## TASK DESCRIPTION
Recast all of the lines below as a JSON list of strings, one string for each line, omitting blank lines and leaving the pictures out.

## SOURCE DATA
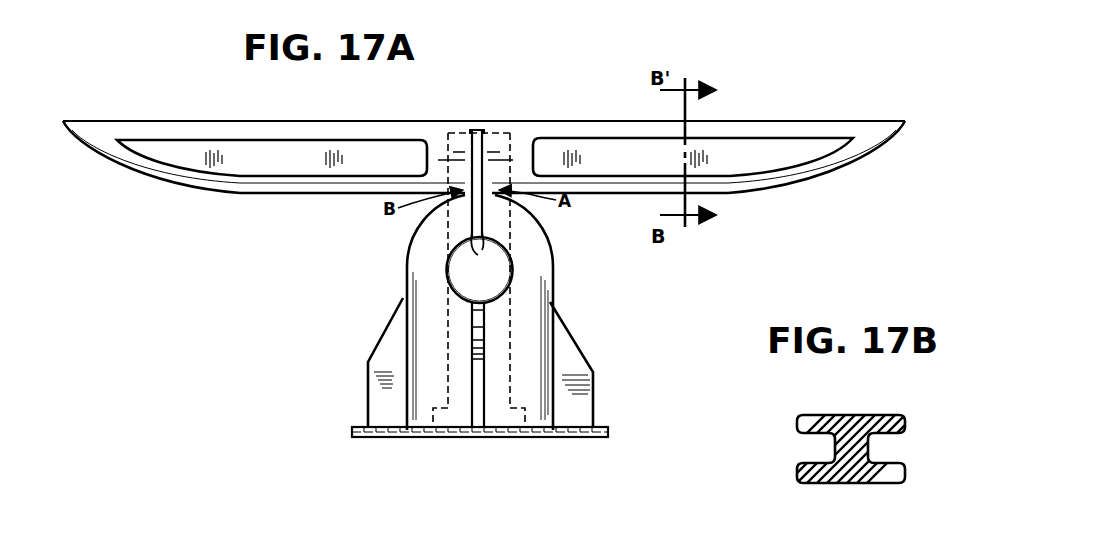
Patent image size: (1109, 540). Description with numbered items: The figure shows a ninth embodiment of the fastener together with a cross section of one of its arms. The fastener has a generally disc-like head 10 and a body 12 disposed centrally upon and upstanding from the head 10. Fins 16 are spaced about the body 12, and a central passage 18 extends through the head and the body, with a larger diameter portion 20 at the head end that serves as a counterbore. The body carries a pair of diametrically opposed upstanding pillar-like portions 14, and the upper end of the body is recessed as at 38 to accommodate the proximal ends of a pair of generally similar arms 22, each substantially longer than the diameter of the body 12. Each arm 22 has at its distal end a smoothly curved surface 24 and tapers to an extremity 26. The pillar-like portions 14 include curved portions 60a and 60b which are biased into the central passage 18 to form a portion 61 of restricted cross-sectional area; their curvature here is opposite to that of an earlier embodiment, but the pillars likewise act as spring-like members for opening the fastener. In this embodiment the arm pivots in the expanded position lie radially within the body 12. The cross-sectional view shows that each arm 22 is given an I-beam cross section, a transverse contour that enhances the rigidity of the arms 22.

In FIG. 17A, the head 10 is at (360, 430).
In FIG. 17A, the body 12 is at (552, 366).
In FIG. 17A, the pillar-like portions 14 is at (432, 327).
In FIG. 17A, the fins 16 is at (385, 391).
In FIG. 17A, the central passage 18 is at (452, 365).
In FIG. 17A, the larger diameter portion 20 is at (436, 440).
In FIG. 17A, the arms 22 is at (305, 121).
In FIG. 17B, the arms 22 is at (905, 421).
In FIG. 17A, the smoothly curved surface 24 is at (843, 160).
In FIG. 17A, the extremity 26 is at (63, 121).
In FIG. 17A, the recess 38 is at (493, 279).
In FIG. 17A, the curved portion 60a is at (510, 222).
In FIG. 17A, the curved portion 60b is at (460, 226).
In FIG. 17A, the portion of restricted cross-sectional area 61 is at (447, 263).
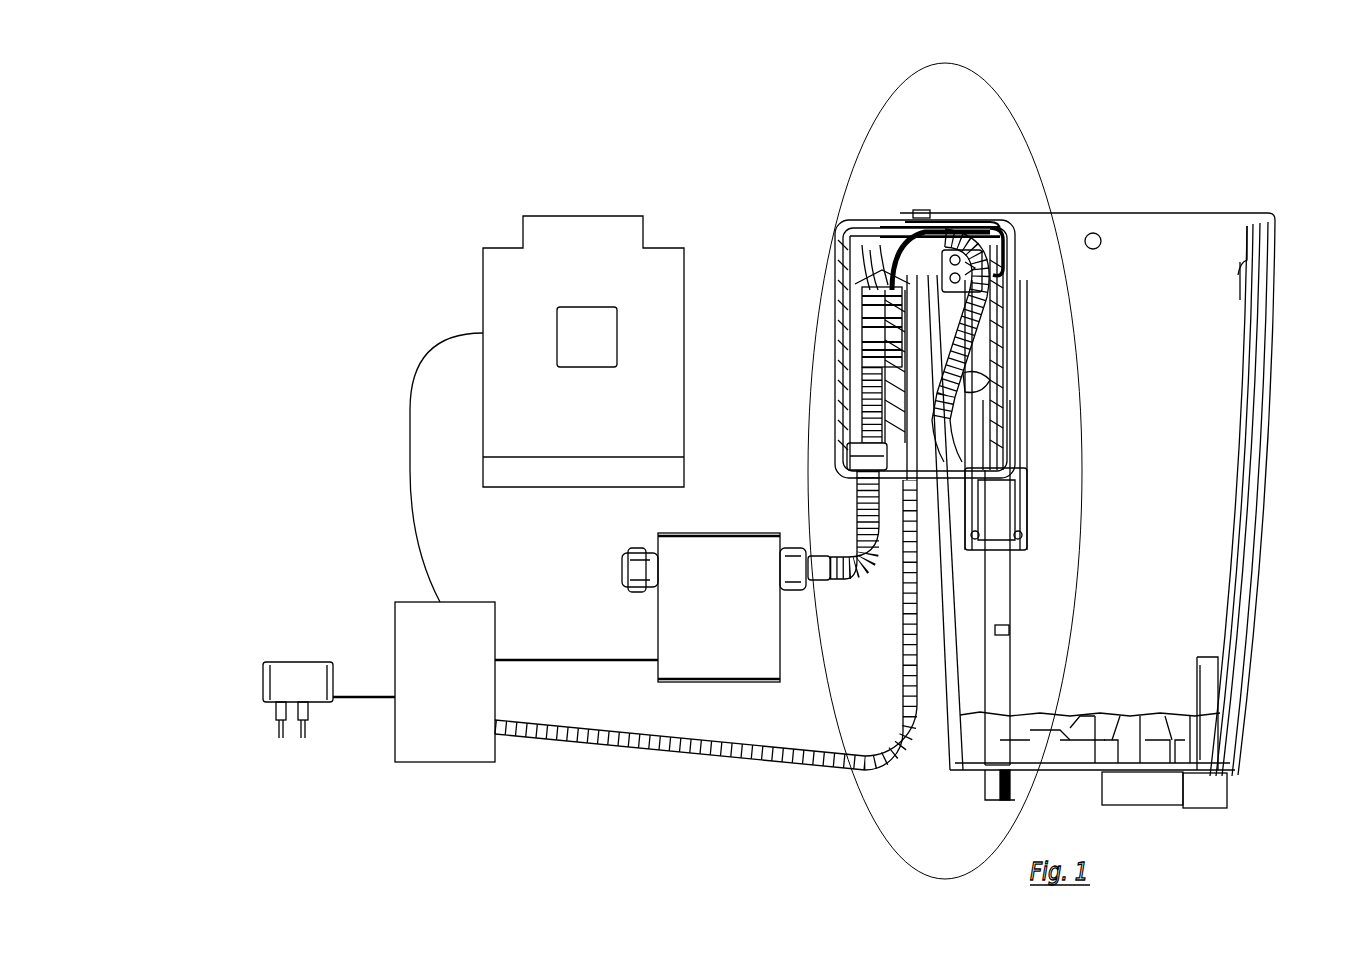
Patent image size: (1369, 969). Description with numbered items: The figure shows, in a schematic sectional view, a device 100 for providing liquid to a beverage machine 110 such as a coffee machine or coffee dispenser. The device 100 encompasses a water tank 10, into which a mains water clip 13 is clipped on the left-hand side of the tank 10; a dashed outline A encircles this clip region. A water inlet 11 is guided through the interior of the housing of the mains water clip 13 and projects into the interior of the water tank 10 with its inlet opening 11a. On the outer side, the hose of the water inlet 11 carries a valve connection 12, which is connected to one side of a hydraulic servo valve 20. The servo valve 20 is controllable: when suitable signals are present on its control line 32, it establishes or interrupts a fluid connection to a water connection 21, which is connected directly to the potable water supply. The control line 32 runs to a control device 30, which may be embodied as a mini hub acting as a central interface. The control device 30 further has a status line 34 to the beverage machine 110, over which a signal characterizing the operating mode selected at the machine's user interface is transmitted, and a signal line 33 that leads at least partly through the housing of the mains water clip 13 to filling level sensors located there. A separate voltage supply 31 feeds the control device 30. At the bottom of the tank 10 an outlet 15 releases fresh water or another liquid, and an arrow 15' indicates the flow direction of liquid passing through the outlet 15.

The device for providing liquid 100 is at (976, 147).
The mains water clip 13 is at (960, 220).
The water inlet 11 is at (963, 335).
The inlet opening 11a is at (942, 413).
The water tank 10 is at (1198, 540).
The valve connection 12 is at (800, 578).
The hydraulic servo valve 20 is at (727, 567).
The water connection 21 is at (622, 568).
The beverage machine 110 is at (495, 299).
The status line 34 is at (405, 488).
The control device 30 is at (425, 733).
The voltage supply 31 is at (280, 672).
The control line 32 is at (598, 660).
The signal line 33 is at (775, 770).
The outlet 15 is at (1199, 834).
The arrow 15' is at (1156, 837).
The detail region A is at (855, 147).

## WRITTEN ANSWER
[
  "Patent image size: (1109, 540). Description with numbered items: The figure shows a ninth embodiment of the fastener together with a cross section of one of its arms. The fastener has a generally disc-like head 10 and a body 12 disposed centrally upon and upstanding from the head 10. Fins 16 are spaced about the body 12, and a central passage 18 extends through the head and the body, with a larger diameter portion 20 at the head end that serves as a counterbore. The body carries a pair of diametrically opposed upstanding pillar-like portions 14, and the upper end of the body is recessed as at 38 to accommodate the proximal ends of a pair of generally similar arms 22, each substantially longer than the diameter of the body 12. Each arm 22 has at its distal end a smoothly curved surface 24 and tapers to an extremity 26. The pillar-like portions 14 include curved portions 60a and 60b which are biased into the central passage 18 to form a portion 61 of restricted cross-sectional area; their curvature here is opposite to that of an earlier embodiment, but the pillars likewise act as spring-like members for opening the fastener. In this embodiment the arm pivots in the expanded position lie radially within the body 12. The cross-sectional view shows that each arm 22 is given an I-beam cross section, a transverse contour that enhances the rigidity of the arms 22.",
  "In FIG. 17A, the head 10 is at (360, 430).",
  "In FIG. 17A, the body 12 is at (552, 366).",
  "In FIG. 17A, the pillar-like portions 14 is at (432, 327).",
  "In FIG. 17A, the fins 16 is at (385, 391).",
  "In FIG. 17A, the central passage 18 is at (452, 365).",
  "In FIG. 17A, the larger diameter portion 20 is at (436, 440).",
  "In FIG. 17A, the arms 22 is at (305, 121).",
  "In FIG. 17B, the arms 22 is at (905, 421).",
  "In FIG. 17A, the smoothly curved surface 24 is at (843, 160).",
  "In FIG. 17A, the extremity 26 is at (63, 121).",
  "In FIG. 17A, the recess 38 is at (493, 279).",
  "In FIG. 17A, the curved portion 60a is at (510, 222).",
  "In FIG. 17A, the curved portion 60b is at (460, 226).",
  "In FIG. 17A, the portion of restricted cross-sectional area 61 is at (447, 263).",
  "Patent image size: (1369, 969). Description with numbered items: The figure shows, in a schematic sectional view, a device 100 for providing liquid to a beverage machine 110 such as a coffee machine or coffee dispenser. The device 100 encompasses a water tank 10, into which a mains water clip 13 is clipped on the left-hand side of the tank 10; a dashed outline A encircles this clip region. A water inlet 11 is guided through the interior of the housing of the mains water clip 13 and projects into the interior of the water tank 10 with its inlet opening 11a. On the outer side, the hose of the water inlet 11 carries a valve connection 12, which is connected to one side of a hydraulic servo valve 20. The servo valve 20 is controllable: when suitable signals are present on its control line 32, it establishes or interrupts a fluid connection to a water connection 21, which is connected directly to the potable water supply. The control line 32 runs to a control device 30, which may be embodied as a mini hub acting as a central interface. The control device 30 further has a status line 34 to the beverage machine 110, over which a signal characterizing the operating mode selected at the machine's user interface is transmitted, and a signal line 33 that leads at least partly through the housing of the mains water clip 13 to filling level sensors located there. A separate voltage supply 31 feeds the control device 30. At the bottom of the tank 10 an outlet 15 releases fresh water or another liquid, and an arrow 15' indicates the flow direction of liquid passing through the outlet 15.",
  "The device for providing liquid 100 is at (976, 147).",
  "The mains water clip 13 is at (960, 220).",
  "The water inlet 11 is at (963, 335).",
  "The inlet opening 11a is at (942, 413).",
  "The water tank 10 is at (1198, 540).",
  "The valve connection 12 is at (800, 578).",
  "The hydraulic servo valve 20 is at (727, 567).",
  "The water connection 21 is at (622, 568).",
  "The beverage machine 110 is at (495, 299).",
  "The status line 34 is at (405, 488).",
  "The control device 30 is at (425, 733).",
  "The voltage supply 31 is at (280, 672).",
  "The control line 32 is at (598, 660).",
  "The signal line 33 is at (775, 770).",
  "The outlet 15 is at (1199, 834).",
  "The arrow 15' is at (1156, 837).",
  "The detail region A is at (855, 147)."
]